Each line of the listing must be transcribed exactly, except for the images, which should be excluded.
▬▬▬▬▬▬▬▬▬▬
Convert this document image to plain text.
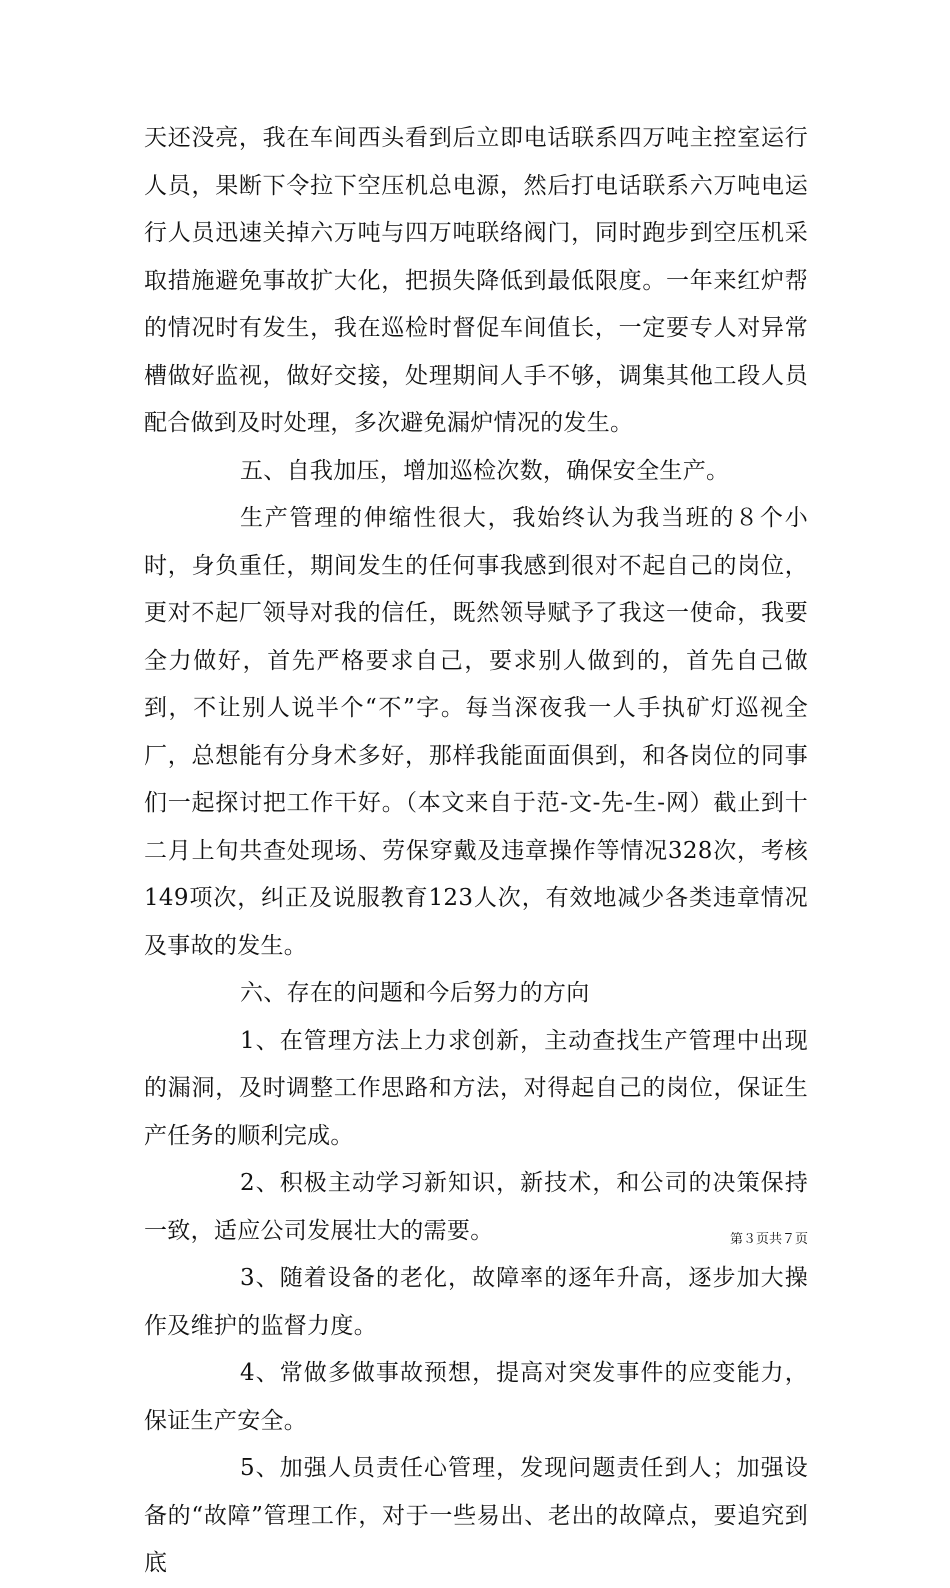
天还没亮，我在车间西头看到后立即电话联系四万吨主控室运行人员，果断下令拉下空压机总电源，然后打电话联系六万吨电运行人员迅速关掉六万吨与四万吨联络阀门，同时跑步到空压机采取措施避免事故扩大化，把损失降低到最低限度。一年来红炉帮的情况时有发生，我在巡检时督促车间值长，一定要专人对异常槽做好监视，做好交接，处理期间人手不够，调集其他工段人员配合做到及时处理，多次避免漏炉情况的发生。

五、自我加压，增加巡检次数，确保安全生产。

生产管理的伸缩性很大，我始终认为我当班的８个小时，身负重任，期间发生的任何事我感到很对不起自己的岗位，更对不起厂领导对我的信任，既然领导赋予了我这一使命，我要全力做好，首先严格要求自己，要求别人做到的，首先自己做到，不让别人说半个“不”字。每当深夜我一人手执矿灯巡视全厂，总想能有分身术多好，那样我能面面俱到，和各岗位的同事们一起探讨把工作干好。（本文来自于范-文-先-生-网）截止到十二月上旬共查处现场、劳保穿戴及违章操作等情况328次，考核149项次，纠正及说服教育123人次，有效地减少各类违章情况及事故的发生。

六、存在的问题和今后努力的方向

1、在管理方法上力求创新，主动查找生产管理中出现的漏洞，及时调整工作思路和方法，对得起自己的岗位，保证生产任务的顺利完成。

2、积极主动学习新知识，新技术，和公司的决策保持一致，适应公司发展壮大的需要。

3、随着设备的老化，故障率的逐年升高，逐步加大操作及维护的监督力度。

4、常做多做事故预想，提高对突发事件的应变能力，保证生产安全。

5、加强人员责任心管理，发现问题责任到人；加强设备的“故障”管理工作，对于一些易出、老出的故障点，要追究到底

第３页共７页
▬▬▬▬▬▬▬▬▬▬
* [RESULT BELOW]:
Convert this document image to plain text.
天还没亮，我在车间西头看到后立即电话联系四万吨主控室运行人员，果断下令拉下空压机总电源，然后打电话联系六万吨电运行人员迅速关掉六万吨与四万吨联络阀门，同时跑步到空压机采取措施避免事故扩大化，把损失降低到最低限度。一年来红炉帮的情况时有发生，我在巡检时督促车间值长，一定要专人对异常槽做好监视，做好交接，处理期间人手不够，调集其他工段人员配合做到及时处理，多次避免漏炉情况的发生。

五、自我加压，增加巡检次数，确保安全生产。

生产管理的伸缩性很大，我始终认为我当班的８个小时，身负重任，期间发生的任何事我感到很对不起自己的岗位，更对不起厂领导对我的信任，既然领导赋予了我这一使命，我要全力做好，首先严格要求自己，要求别人做到的，首先自己做到，不让别人说半个“不”字。每当深夜我一人手执矿灯巡视全厂，总想能有分身术多好，那样我能面面俱到，和各岗位的同事们一起探讨把工作干好。（本文来自于范-文-先-生-网）截止到十二月上旬共查处现场、劳保穿戴及违章操作等情况328次，考核149项次，纠正及说服教育123人次，有效地减少各类违章情况及事故的发生。

六、存在的问题和今后努力的方向

1、在管理方法上力求创新，主动查找生产管理中出现的漏洞，及时调整工作思路和方法，对得起自己的岗位，保证生产任务的顺利完成。

2、积极主动学习新知识，新技术，和公司的决策保持一致，适应公司发展壮大的需要。

3、随着设备的老化，故障率的逐年升高，逐步加大操作及维护的监督力度。

4、常做多做事故预想，提高对突发事件的应变能力，保证生产安全。

5、加强人员责任心管理，发现问题责任到人；加强设备的“故障”管理工作，对于一些易出、老出的故障点，要追究到底

第３页共７页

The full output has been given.